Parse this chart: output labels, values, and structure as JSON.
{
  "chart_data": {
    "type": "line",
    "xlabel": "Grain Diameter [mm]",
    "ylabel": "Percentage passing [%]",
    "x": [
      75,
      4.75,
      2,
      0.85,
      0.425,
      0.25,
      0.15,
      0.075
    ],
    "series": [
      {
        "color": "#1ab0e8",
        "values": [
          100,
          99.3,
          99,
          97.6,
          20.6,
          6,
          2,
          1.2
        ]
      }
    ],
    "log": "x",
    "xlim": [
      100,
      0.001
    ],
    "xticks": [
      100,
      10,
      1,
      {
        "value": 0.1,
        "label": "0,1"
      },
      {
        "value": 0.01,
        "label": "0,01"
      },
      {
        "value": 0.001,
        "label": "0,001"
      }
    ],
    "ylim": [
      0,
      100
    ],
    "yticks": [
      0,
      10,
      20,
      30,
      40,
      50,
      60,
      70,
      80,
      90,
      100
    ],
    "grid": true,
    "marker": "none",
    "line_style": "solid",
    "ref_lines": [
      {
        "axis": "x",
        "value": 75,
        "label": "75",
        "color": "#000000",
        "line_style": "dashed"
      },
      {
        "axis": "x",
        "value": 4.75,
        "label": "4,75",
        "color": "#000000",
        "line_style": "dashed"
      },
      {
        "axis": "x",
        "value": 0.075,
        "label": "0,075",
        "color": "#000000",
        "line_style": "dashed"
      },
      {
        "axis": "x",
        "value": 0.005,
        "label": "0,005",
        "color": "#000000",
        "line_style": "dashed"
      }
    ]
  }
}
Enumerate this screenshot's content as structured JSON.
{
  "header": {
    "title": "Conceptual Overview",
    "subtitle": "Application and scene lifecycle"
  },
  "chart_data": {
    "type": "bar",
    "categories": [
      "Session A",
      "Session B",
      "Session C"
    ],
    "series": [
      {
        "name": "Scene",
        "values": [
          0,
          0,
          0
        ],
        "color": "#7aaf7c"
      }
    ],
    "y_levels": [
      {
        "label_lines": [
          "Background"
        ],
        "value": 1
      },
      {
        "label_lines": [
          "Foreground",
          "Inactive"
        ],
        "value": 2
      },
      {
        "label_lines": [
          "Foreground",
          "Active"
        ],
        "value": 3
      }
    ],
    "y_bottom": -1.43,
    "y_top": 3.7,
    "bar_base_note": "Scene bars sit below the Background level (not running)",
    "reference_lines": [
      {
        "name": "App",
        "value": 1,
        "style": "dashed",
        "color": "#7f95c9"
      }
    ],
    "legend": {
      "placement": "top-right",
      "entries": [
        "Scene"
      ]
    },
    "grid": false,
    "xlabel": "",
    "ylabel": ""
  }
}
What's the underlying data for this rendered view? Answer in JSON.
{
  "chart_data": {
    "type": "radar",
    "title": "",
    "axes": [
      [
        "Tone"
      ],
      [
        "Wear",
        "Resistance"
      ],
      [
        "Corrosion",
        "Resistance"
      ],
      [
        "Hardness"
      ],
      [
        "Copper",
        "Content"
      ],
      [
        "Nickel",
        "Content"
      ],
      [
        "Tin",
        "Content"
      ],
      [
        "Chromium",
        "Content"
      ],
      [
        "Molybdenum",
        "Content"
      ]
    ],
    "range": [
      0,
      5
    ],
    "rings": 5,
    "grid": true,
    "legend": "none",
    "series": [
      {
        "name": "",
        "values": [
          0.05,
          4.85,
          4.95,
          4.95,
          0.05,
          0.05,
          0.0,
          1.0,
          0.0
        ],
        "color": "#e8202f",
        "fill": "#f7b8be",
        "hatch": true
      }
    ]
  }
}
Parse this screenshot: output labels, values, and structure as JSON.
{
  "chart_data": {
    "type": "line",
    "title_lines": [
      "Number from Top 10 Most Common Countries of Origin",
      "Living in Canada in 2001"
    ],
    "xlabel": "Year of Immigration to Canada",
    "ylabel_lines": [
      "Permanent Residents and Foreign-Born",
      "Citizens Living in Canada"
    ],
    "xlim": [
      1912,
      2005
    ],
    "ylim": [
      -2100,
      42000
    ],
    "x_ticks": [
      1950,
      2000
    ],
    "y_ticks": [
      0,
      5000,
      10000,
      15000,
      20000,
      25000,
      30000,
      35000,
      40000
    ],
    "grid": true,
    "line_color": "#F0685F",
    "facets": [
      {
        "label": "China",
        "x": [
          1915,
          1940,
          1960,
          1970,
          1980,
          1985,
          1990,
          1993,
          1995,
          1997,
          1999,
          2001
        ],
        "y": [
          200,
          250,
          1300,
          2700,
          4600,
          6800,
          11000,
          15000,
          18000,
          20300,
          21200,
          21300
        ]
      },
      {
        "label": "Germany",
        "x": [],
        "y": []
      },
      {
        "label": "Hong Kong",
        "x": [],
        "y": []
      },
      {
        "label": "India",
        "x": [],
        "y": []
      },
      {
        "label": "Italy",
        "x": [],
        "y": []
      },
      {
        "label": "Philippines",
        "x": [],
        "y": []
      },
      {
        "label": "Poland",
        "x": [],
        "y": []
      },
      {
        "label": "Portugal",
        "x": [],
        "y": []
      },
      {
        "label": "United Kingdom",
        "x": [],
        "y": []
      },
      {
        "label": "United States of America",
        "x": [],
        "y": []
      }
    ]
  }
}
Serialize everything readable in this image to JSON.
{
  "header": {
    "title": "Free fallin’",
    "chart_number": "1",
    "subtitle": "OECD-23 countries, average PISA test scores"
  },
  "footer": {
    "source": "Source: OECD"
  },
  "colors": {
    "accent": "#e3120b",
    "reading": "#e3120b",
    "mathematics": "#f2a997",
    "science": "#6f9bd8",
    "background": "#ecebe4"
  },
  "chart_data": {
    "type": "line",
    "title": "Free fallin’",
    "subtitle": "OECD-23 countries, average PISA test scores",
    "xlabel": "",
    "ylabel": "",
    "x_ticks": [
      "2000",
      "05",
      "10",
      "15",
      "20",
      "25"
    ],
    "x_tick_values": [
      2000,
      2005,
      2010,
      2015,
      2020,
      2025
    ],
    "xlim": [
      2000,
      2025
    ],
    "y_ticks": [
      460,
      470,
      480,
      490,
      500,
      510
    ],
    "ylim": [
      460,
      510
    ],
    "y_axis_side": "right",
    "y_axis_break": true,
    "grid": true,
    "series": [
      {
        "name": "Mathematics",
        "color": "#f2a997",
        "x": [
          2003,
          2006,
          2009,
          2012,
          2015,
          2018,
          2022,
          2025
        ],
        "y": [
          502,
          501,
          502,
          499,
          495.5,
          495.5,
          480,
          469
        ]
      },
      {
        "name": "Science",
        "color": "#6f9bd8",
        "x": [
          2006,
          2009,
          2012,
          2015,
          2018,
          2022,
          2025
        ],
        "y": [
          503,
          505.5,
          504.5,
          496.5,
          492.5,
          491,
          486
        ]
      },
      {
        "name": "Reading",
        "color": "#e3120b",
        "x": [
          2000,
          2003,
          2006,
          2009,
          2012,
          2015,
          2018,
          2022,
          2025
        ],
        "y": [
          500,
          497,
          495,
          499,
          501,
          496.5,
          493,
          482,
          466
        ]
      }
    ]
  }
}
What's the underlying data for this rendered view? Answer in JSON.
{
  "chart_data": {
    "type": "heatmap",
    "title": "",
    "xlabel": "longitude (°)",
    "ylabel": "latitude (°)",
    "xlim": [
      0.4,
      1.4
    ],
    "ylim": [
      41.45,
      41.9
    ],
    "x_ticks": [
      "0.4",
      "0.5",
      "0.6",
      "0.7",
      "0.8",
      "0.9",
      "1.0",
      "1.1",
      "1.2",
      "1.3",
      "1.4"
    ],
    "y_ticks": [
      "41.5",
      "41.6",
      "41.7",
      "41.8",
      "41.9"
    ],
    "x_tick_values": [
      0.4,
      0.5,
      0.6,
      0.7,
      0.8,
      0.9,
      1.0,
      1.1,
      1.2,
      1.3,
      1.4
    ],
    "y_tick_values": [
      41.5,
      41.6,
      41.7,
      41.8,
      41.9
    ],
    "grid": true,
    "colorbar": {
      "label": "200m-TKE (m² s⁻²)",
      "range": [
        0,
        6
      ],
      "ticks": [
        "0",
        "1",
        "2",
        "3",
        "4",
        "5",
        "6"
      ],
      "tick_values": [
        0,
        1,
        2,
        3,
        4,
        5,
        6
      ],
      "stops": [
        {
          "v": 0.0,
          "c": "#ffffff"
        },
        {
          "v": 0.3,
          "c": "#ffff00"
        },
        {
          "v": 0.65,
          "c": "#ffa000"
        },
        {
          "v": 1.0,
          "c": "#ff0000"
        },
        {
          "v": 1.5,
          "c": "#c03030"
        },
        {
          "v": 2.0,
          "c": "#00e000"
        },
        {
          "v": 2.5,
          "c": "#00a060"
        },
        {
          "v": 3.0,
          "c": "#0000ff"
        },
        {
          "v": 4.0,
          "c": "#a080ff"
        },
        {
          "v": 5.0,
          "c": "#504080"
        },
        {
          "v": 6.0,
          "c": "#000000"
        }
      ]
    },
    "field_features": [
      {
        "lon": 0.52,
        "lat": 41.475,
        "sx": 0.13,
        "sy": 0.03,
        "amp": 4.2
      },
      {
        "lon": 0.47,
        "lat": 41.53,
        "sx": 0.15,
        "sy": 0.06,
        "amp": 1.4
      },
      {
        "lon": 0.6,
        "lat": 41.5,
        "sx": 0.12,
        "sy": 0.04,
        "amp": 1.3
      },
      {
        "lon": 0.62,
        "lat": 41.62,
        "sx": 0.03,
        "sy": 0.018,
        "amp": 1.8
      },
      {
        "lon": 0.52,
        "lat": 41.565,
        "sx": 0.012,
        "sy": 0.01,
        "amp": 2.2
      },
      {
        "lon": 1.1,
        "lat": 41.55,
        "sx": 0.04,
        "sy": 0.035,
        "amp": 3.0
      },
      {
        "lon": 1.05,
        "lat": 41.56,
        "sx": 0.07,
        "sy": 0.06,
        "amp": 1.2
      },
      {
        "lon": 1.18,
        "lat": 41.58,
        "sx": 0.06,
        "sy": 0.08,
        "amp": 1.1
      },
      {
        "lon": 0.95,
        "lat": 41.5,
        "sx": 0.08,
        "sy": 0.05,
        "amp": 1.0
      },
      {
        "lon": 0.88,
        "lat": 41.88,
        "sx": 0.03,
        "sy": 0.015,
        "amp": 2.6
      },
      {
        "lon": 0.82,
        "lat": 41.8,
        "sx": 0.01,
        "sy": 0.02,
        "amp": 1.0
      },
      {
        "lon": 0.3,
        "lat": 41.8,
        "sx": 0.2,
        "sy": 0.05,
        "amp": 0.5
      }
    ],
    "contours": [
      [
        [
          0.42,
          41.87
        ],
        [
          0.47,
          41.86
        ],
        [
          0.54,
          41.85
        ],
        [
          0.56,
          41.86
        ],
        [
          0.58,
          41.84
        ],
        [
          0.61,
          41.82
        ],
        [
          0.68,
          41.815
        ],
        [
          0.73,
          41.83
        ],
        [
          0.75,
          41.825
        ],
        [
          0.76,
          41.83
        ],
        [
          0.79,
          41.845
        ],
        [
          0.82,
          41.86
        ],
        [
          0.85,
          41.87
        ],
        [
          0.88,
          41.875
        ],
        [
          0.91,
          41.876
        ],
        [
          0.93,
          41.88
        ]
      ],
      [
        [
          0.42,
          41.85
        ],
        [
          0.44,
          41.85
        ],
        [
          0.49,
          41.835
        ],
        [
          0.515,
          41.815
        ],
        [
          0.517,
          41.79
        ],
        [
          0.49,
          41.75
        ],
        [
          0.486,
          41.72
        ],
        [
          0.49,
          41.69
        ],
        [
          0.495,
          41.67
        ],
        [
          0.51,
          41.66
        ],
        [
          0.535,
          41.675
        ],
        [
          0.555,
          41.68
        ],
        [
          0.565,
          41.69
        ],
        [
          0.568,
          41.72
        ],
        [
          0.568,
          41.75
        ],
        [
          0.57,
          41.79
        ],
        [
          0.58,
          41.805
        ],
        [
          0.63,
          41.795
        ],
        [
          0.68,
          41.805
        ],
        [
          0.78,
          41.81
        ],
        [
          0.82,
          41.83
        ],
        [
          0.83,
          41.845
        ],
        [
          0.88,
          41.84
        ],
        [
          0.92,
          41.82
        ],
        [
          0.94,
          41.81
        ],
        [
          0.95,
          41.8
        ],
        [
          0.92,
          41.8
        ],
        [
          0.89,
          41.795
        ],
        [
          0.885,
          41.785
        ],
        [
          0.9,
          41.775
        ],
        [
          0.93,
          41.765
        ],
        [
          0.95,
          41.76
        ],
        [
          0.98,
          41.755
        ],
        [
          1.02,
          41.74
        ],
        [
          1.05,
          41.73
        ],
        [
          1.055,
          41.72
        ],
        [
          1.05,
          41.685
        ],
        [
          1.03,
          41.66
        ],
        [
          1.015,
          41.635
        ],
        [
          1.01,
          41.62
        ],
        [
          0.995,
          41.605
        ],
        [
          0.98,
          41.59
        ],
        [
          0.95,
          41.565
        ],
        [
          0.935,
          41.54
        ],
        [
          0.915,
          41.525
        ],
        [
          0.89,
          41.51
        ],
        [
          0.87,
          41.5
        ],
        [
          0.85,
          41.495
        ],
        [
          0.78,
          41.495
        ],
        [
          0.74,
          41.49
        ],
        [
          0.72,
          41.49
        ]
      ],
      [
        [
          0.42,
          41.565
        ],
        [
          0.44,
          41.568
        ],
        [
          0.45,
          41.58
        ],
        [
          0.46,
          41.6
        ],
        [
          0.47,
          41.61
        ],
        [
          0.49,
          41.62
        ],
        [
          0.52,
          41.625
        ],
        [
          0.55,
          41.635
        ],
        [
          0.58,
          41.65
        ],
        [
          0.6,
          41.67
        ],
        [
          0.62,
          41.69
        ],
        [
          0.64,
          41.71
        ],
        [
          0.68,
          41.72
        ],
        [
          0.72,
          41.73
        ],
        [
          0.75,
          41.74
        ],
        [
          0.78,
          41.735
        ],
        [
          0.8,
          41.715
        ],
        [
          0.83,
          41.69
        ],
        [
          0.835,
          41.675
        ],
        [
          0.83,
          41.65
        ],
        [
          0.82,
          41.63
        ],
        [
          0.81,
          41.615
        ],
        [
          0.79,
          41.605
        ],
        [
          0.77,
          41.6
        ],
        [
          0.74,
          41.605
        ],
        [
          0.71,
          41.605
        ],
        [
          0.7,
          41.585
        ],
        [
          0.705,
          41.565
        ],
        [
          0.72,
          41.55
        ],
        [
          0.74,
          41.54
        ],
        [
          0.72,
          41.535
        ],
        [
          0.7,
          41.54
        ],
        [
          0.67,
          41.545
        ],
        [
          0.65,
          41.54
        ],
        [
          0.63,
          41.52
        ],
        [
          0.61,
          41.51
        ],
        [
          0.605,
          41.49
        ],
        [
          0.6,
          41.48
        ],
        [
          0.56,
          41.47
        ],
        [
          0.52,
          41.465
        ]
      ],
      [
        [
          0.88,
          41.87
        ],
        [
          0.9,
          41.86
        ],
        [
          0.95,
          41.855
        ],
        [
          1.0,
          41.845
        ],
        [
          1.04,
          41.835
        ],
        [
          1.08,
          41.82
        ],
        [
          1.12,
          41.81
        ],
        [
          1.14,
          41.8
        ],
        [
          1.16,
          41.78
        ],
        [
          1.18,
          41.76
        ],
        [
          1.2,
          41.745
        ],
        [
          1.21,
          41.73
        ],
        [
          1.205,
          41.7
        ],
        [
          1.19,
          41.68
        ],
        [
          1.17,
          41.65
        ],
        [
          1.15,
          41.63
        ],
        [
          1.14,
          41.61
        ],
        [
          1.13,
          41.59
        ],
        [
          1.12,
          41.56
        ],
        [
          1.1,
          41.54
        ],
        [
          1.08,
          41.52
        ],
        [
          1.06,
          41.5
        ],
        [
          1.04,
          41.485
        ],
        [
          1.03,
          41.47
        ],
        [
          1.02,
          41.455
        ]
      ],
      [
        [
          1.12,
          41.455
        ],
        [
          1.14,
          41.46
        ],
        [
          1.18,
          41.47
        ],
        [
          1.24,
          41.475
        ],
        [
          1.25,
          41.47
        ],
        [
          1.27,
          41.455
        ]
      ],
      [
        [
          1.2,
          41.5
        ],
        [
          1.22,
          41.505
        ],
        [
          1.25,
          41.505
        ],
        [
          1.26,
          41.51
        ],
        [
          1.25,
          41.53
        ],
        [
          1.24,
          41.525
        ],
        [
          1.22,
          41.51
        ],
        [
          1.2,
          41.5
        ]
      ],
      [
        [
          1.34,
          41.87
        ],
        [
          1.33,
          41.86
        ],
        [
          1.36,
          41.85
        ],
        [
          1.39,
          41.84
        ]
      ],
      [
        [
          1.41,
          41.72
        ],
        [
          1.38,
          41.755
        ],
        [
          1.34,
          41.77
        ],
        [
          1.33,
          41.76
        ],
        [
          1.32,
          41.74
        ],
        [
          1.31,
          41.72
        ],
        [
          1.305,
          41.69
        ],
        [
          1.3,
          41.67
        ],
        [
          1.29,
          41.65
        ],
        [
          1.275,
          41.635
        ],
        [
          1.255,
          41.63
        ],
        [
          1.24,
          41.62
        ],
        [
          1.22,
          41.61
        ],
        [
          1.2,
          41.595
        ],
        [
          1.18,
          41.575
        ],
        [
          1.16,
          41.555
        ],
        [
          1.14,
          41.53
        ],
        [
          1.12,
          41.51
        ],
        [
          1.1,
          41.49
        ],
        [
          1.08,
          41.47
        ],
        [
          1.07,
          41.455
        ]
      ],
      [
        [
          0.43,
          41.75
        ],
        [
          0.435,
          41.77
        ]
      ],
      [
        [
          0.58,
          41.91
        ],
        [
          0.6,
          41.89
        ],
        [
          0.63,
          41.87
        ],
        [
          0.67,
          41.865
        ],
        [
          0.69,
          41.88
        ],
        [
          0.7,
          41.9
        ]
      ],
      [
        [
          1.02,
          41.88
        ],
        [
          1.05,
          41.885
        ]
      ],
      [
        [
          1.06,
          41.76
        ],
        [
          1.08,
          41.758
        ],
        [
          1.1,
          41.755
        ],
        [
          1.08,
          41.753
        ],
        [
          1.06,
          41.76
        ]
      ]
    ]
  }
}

:::::

* _What you need to do_
Scan the material above. Copy each line where "test" occurs.

* _Output below_
    "subtitle": "OECD-23 countries, average PISA test scores"
    "subtitle": "OECD-23 countries, average PISA test scores",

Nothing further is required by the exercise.